» **SUPPLIED PASSAGE**
##############################
Monday, September 14, 2015

BLACK MASS

Johnny Depp   Joel Edgerton   Benedict Cumberbatch   Kevin Bacon   Peter Sarsgaard   Adam Scott   Corey Stoll
          Black Mass:  an excellent film with a stunning cast that mesmerizes as the viewer witnesses one blatant crime after another.  It’s instructive in showing how a particular attachment formed in childhood renders the adult myopic in relation to someone who was his “savior” at a critical time.  I learned (from Wikipedia) that the title “Black Mass” is a metaphor for an unholy alliance, which I presume refers here to the FBI’s (particularly agent Connolly’s) alliance with a major criminal as an “informant.”
         Director Scott Cooper and the whole team deserve applause for just about every aspect of filmmaking:  The script (Mark Mallouk and Jez Butterworth, screenplay; Dick Lehr and Gerard O’Neill, book); the acting, particularly Depp, Edgerton, Cumberbatch, Bacon, Sarsgaard; makeup so well done I hardly recognized Depp; and cinematography (Masanobu Takayanagi) in artistic use of the camera.  The pacing made the film move in the best of storytelling technique.  Being unaware of the wealth of data about Jimmy “Whitey” Bulger’ criminal career, I expected much to be made of his years of escape, but the filmmakers made a wise choice in restricting most of the film to his criminal behavior and the FBI’s unwitting cooperation.  It was more than enough to fill a two-hour time slot.
##############################
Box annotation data
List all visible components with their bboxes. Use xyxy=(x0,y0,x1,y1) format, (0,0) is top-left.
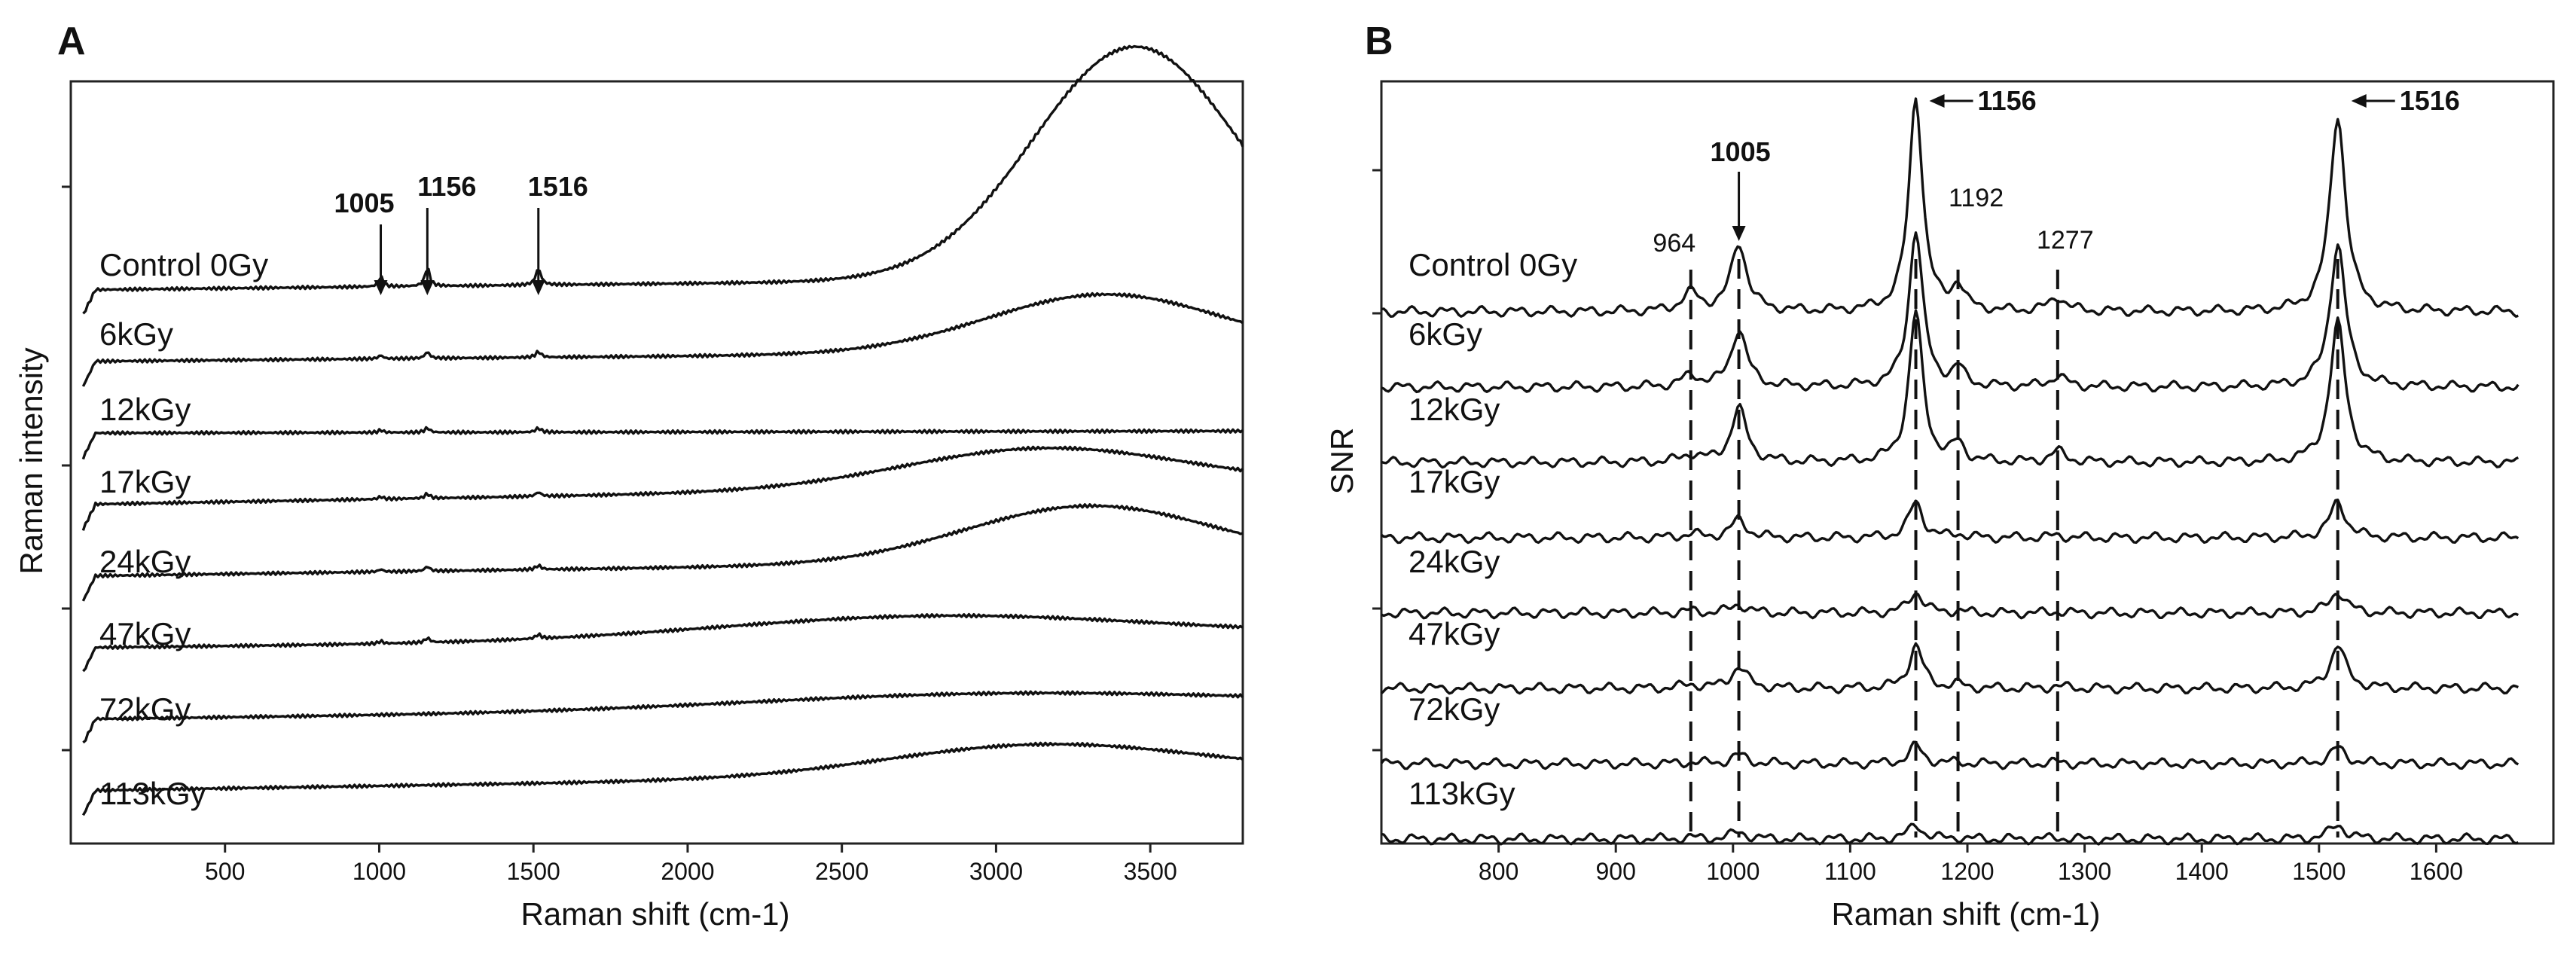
panel-a-arrowhead-1005 xyxy=(374,280,388,295)
panel-b-series-label-72kgy: 72kGy xyxy=(1409,691,1500,727)
panel-b-spectra xyxy=(1380,97,2520,846)
panel-a-spectrum-72kgy xyxy=(82,690,1244,744)
panel-b-series-label-113kgy: 113kGy xyxy=(1409,776,1515,811)
panel-a-series-label-17kgy: 17kGy xyxy=(99,464,191,499)
panel-b-x-tick-label: 1300 xyxy=(2058,858,2111,885)
panel-b-spectrum-72kgy xyxy=(1380,740,2520,770)
panel-a-series-label-control-0gy: Control 0Gy xyxy=(99,247,268,282)
panel-a-peak-label-1156: 1156 xyxy=(417,171,476,202)
panel-b-label: B xyxy=(1365,20,1393,63)
panel-b-x-tick-label: 900 xyxy=(1596,858,1636,885)
panel-a-y-ticks xyxy=(62,185,71,752)
panel-b-series-labels: Control 0Gy 6kGy 12kGy 17kGy 24kGy 47kGy 72kGy… xyxy=(1409,247,1577,811)
panel-a-series-labels: Control 0Gy 6kGy 12kGy 17kGy 24kGy 47kGy 72kGy… xyxy=(99,247,268,811)
panel-a-x-tick-label: 1500 xyxy=(507,858,560,885)
panel-a-spectrum-24kgy xyxy=(81,503,1244,602)
panel-b-x-tick-label: 1000 xyxy=(1706,858,1760,885)
panel-b-peak-label-1516: 1516 xyxy=(2400,85,2460,116)
panel-b-series-label-6kgy: 6kGy xyxy=(1409,316,1482,352)
panel-b-spectrum-24kgy xyxy=(1381,591,2519,620)
panel-a-x-tick-label: 2000 xyxy=(661,858,714,885)
panel-a-series-label-113kgy: 113kGy xyxy=(99,776,206,811)
panel-b-series-label-47kgy: 47kGy xyxy=(1409,616,1500,651)
panel-a-peak-label-1005: 1005 xyxy=(334,188,394,218)
panel-a-series-label-12kgy: 12kGy xyxy=(99,392,191,427)
panel-b-peak-label-1156: 1156 xyxy=(1978,85,2037,116)
panel-b-spectrum-6kgy xyxy=(1381,231,2520,394)
panel-b-x-tick-label: 1200 xyxy=(1940,858,1994,885)
panel-a-spectrum-6kgy xyxy=(81,291,1244,387)
panel-b-arrowhead-1516 xyxy=(2351,94,2367,108)
panel-a-spectrum-113kgy xyxy=(81,741,1244,816)
panel-a-y-axis-title: Raman intensity xyxy=(14,347,49,574)
panel-a-series-label-72kgy: 72kGy xyxy=(99,691,191,727)
panel-a-series-label-24kgy: 24kGy xyxy=(99,544,191,579)
panel-b-x-axis-title: Raman shift (cm-1) xyxy=(1831,896,2100,932)
panel-a-peak-label-1516: 1516 xyxy=(528,171,588,202)
panel-a-x-tick-label: 3000 xyxy=(969,858,1023,885)
panel-a-spectrum-47kgy xyxy=(82,612,1244,673)
panel-b-spectrum-17kgy xyxy=(1381,499,2520,545)
panel-b-arrowhead-1156 xyxy=(1929,94,1945,108)
panel-b-x-tick-label: 800 xyxy=(1479,858,1518,885)
panel-a-arrowhead-1516 xyxy=(531,280,545,295)
panel-a-spectrum-17kgy xyxy=(81,445,1244,531)
panel-b-x-ticks: 800 900 1000 1100 1200 1300 1400 1500 1600 xyxy=(1479,844,2463,885)
panel-b-series-label-17kgy: 17kGy xyxy=(1409,464,1500,499)
panel-a-x-tick-label: 2500 xyxy=(815,858,868,885)
panel-b-x-tick-label: 1400 xyxy=(2175,858,2229,885)
panel-b-peak-label-1277: 1277 xyxy=(2037,226,2094,255)
panel-a-spectrum-12kgy xyxy=(81,426,1244,460)
panel-a-plot-frame xyxy=(69,80,1244,845)
panel-b-peak-label-1192: 1192 xyxy=(1949,184,2004,212)
panel-a-x-axis-title: Raman shift (cm-1) xyxy=(520,896,789,932)
panel-b-spectrum-113kgy xyxy=(1381,822,2520,846)
panel-b-series-label-24kgy: 24kGy xyxy=(1409,544,1500,579)
panel-a-series-label-47kgy: 47kGy xyxy=(99,616,191,651)
panel-b-peak-label-1005: 1005 xyxy=(1711,136,1771,167)
panel-b: B 800 900 1000 1100 1200 1300 1400 1500 1600 Con… xyxy=(1324,20,2555,932)
panel-b-peak-annotations: 964 1005 1156 1192 1277 1516 xyxy=(1653,85,2459,258)
panel-a: A 500 1000 1500 2000 2500 3000 3500 Control 0G… xyxy=(14,20,1244,932)
panel-a-x-tick-label: 3500 xyxy=(1124,858,1177,885)
panel-b-x-tick-label: 1100 xyxy=(1824,858,1876,885)
panel-b-spectrum-control-0gy xyxy=(1381,97,2519,318)
panel-a-spectrum-control-0gy xyxy=(82,44,1244,315)
panel-b-x-tick-label: 1600 xyxy=(2410,858,2463,885)
panel-a-label: A xyxy=(57,20,86,63)
panel-b-series-label-control-0gy: Control 0Gy xyxy=(1409,247,1577,282)
panel-b-y-ticks xyxy=(1372,169,1381,752)
panel-b-x-tick-label: 1500 xyxy=(2292,858,2346,885)
panel-b-y-axis-title: SNR xyxy=(1324,428,1360,495)
panel-b-series-label-12kgy: 12kGy xyxy=(1409,392,1500,427)
panel-a-x-tick-label: 500 xyxy=(205,858,245,885)
panel-b-peak-label-964: 964 xyxy=(1653,229,1695,258)
panel-a-spectra xyxy=(81,44,1244,816)
panel-a-peak-annotations: 1005 1156 1516 xyxy=(334,171,588,295)
panel-a-arrowhead-1156 xyxy=(420,280,435,295)
panel-b-spectrum-12kgy xyxy=(1381,309,2520,469)
panel-b-dashed-guides xyxy=(1689,259,2339,837)
panel-a-x-tick-label: 1000 xyxy=(353,858,406,885)
panel-b-arrowhead-1005 xyxy=(1732,226,1746,241)
panel-b-spectrum-47kgy xyxy=(1380,642,2519,695)
panel-a-x-ticks: 500 1000 1500 2000 2500 3000 3500 xyxy=(205,844,1177,885)
panel-a-series-label-6kgy: 6kGy xyxy=(99,316,173,352)
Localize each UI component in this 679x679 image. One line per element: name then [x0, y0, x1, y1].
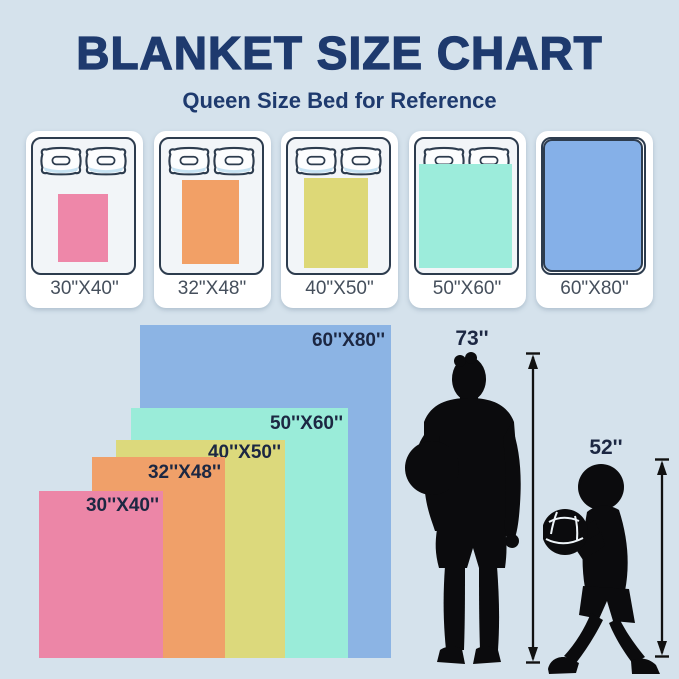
page-title: BLANKET SIZE CHART [76, 26, 603, 79]
page-subtitle: Queen Size Bed for Reference [182, 88, 497, 113]
blanket-swatch [543, 139, 643, 272]
size-card-40x50: 40"X50" [281, 131, 398, 308]
size-card-60x80: 60"X80" [536, 131, 653, 308]
pillow-icon [295, 146, 337, 176]
card-size-label: 30"X40" [50, 278, 119, 299]
rect-size-label: 30''X40'' [85, 495, 159, 516]
bed-illustration [158, 137, 264, 275]
boy-silhouette-icon [543, 464, 660, 674]
size-card-30x40: 30"X40" [26, 131, 143, 308]
pillow-icon [40, 146, 82, 176]
card-size-label: 32"X48" [177, 278, 247, 299]
man-height-arrow [526, 352, 540, 664]
bed-illustration [31, 137, 136, 275]
card-size-label: 50"X60" [432, 278, 502, 299]
bed-illustration [286, 137, 391, 275]
boy-height-label: 52'' [589, 436, 623, 459]
size-card-32x48: 32"X48" [153, 131, 271, 308]
card-size-label: 60"X80" [560, 278, 629, 299]
pillow-icon [213, 146, 255, 176]
man-silhouette-icon [405, 352, 521, 664]
size-card-50x60: 50"X60" [408, 131, 526, 308]
rect-size-label: 60''X80'' [311, 330, 385, 351]
rect-size-label: 40''X50'' [207, 442, 281, 463]
pillow-icon [340, 146, 382, 176]
card-size-label: 40"X50" [305, 278, 374, 299]
blanket-swatch [304, 178, 368, 268]
man-height-label: 73'' [455, 327, 489, 350]
bed-illustration [541, 137, 646, 275]
rect-size-label: 50''X60'' [269, 413, 343, 434]
rect-size-label: 32''X48'' [147, 462, 221, 483]
blanket-swatch [181, 180, 239, 264]
size-rect-30x40: 30''X40'' [39, 491, 163, 658]
bed-illustration [413, 137, 519, 275]
blanket-swatch [58, 194, 108, 262]
boy-height-arrow [655, 458, 669, 658]
pillow-icon [85, 146, 127, 176]
blanket-swatch [418, 164, 512, 268]
pillow-icon [168, 146, 210, 176]
reference-card-row: 30"X40" 32"X48" 40"X50" 50 [26, 131, 653, 308]
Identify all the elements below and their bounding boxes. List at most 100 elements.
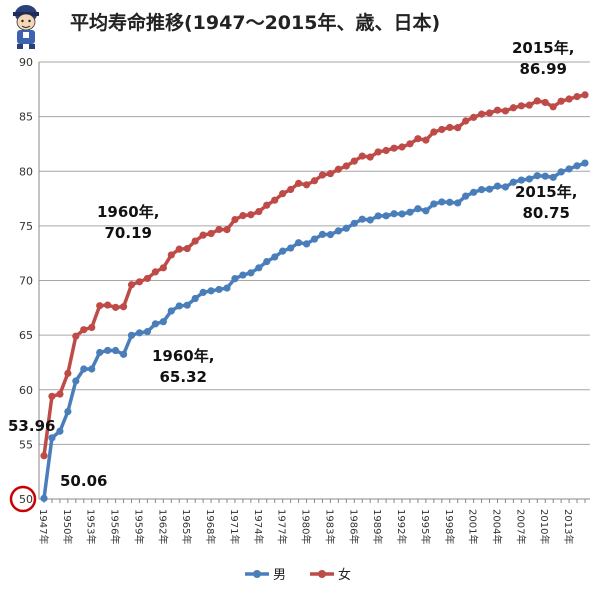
data-point-male — [430, 200, 438, 208]
data-point-male — [175, 302, 183, 310]
data-point-male — [477, 186, 486, 194]
data-point-male — [318, 230, 327, 238]
annotation-male-1947-value: 50.06 — [60, 472, 108, 490]
x-tick-label: 1962年 — [156, 509, 169, 544]
data-point-female — [159, 264, 167, 272]
data-point-female — [231, 215, 239, 224]
annotation-male-2015-value: 80.75 — [522, 204, 570, 222]
legend-label: 女 — [338, 567, 351, 583]
highlight-circle — [9, 485, 37, 513]
data-point-female — [358, 152, 366, 160]
x-tick-label: 1989年 — [371, 509, 384, 544]
data-point-male — [119, 350, 128, 358]
data-point-male — [215, 285, 223, 294]
annotation-male-1960-value: 65.32 — [159, 368, 207, 386]
data-point-male — [509, 178, 517, 186]
data-point-male — [56, 427, 64, 435]
annotation-male-2015-year: 2015年, — [515, 183, 578, 201]
data-point-female — [581, 91, 589, 99]
data-point-male — [533, 172, 541, 180]
data-point-male — [573, 162, 581, 170]
annotation-female-1947: 53.96 — [8, 416, 55, 437]
data-point-female — [271, 196, 279, 204]
data-point-female — [470, 113, 478, 121]
chart-title: 平均寿命推移(1947～2015年、歳、日本) — [70, 12, 441, 34]
data-point-female — [477, 110, 486, 118]
x-tick-label: 1986年 — [347, 509, 360, 544]
data-point-male — [263, 257, 271, 266]
data-point-male — [470, 188, 478, 196]
data-point-male — [143, 328, 152, 336]
x-tick-label: 1953年 — [85, 509, 98, 544]
data-point-male — [446, 198, 454, 206]
data-point-female — [525, 101, 533, 109]
x-tick-label: 1974年 — [252, 509, 265, 544]
x-tick-label: 1947年 — [37, 509, 50, 544]
data-point-female — [557, 97, 565, 105]
data-point-female — [119, 303, 128, 311]
data-point-male — [565, 165, 573, 173]
data-point-male — [541, 172, 549, 180]
data-point-male — [40, 494, 48, 502]
data-point-female — [573, 93, 581, 101]
data-point-female — [422, 136, 430, 144]
data-point-female — [374, 148, 382, 156]
data-point-female — [485, 109, 494, 117]
data-point-female — [96, 302, 104, 310]
data-point-male — [517, 176, 525, 184]
x-tick-label: 1959年 — [132, 509, 145, 544]
data-point-female — [199, 231, 207, 239]
y-tick-label: 80 — [19, 165, 33, 178]
data-point-female — [382, 146, 390, 155]
data-point-male — [454, 199, 462, 207]
y-tick-label: 60 — [19, 384, 33, 397]
annotation-female-1960-year: 1960年, — [97, 203, 160, 221]
y-tick-label: 90 — [19, 56, 33, 69]
data-point-male — [493, 182, 502, 190]
data-point-male — [247, 269, 255, 277]
data-point-female — [135, 278, 144, 286]
data-point-male — [72, 377, 80, 385]
data-point-male — [557, 168, 565, 176]
data-point-female — [64, 369, 72, 377]
data-point-male — [135, 329, 144, 337]
data-point-male — [294, 239, 303, 247]
data-point-male — [151, 320, 159, 328]
data-point-male — [549, 173, 557, 181]
x-tick-label: 1995年 — [419, 509, 432, 544]
data-point-female — [80, 326, 88, 334]
data-point-female — [517, 102, 525, 110]
data-point-male — [334, 227, 342, 235]
data-point-male — [581, 159, 589, 167]
annotation-female-1960: 1960年, 70.19 — [97, 202, 159, 244]
data-point-female — [143, 274, 152, 283]
data-point-female — [398, 143, 406, 151]
data-point-male — [271, 253, 279, 261]
data-point-male — [279, 247, 287, 255]
data-point-female — [263, 201, 271, 209]
data-point-male — [350, 219, 358, 227]
data-point-male — [191, 294, 199, 303]
data-point-male — [199, 288, 207, 297]
data-point-female — [462, 117, 470, 125]
x-tick-label: 2004年 — [490, 509, 503, 544]
data-point-female — [501, 107, 510, 115]
data-point-female — [72, 332, 80, 340]
data-point-male — [183, 301, 191, 309]
data-point-female — [127, 281, 136, 289]
x-tick-label: 1968年 — [204, 509, 217, 544]
data-point-female — [533, 97, 541, 105]
data-point-female — [104, 301, 112, 309]
data-point-female — [239, 212, 247, 220]
data-point-male — [239, 271, 247, 279]
data-point-male — [112, 346, 120, 355]
data-point-female — [326, 170, 335, 178]
data-point-female — [151, 268, 159, 276]
data-point-female — [318, 171, 327, 179]
data-point-female — [191, 237, 199, 245]
data-point-male — [438, 198, 446, 206]
data-point-female — [88, 323, 96, 332]
x-tick-label: 2001年 — [467, 509, 480, 544]
data-point-female — [310, 177, 319, 185]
##############################
» **DO THIS**
Please list every person the Black Mass review credits for the script, for either the screenplay or the book.

» **SOLUTION FOR THIS PROBLEM**
Mark Mallouk, Jez Butterworth, Dick Lehr, Gerard O'Neill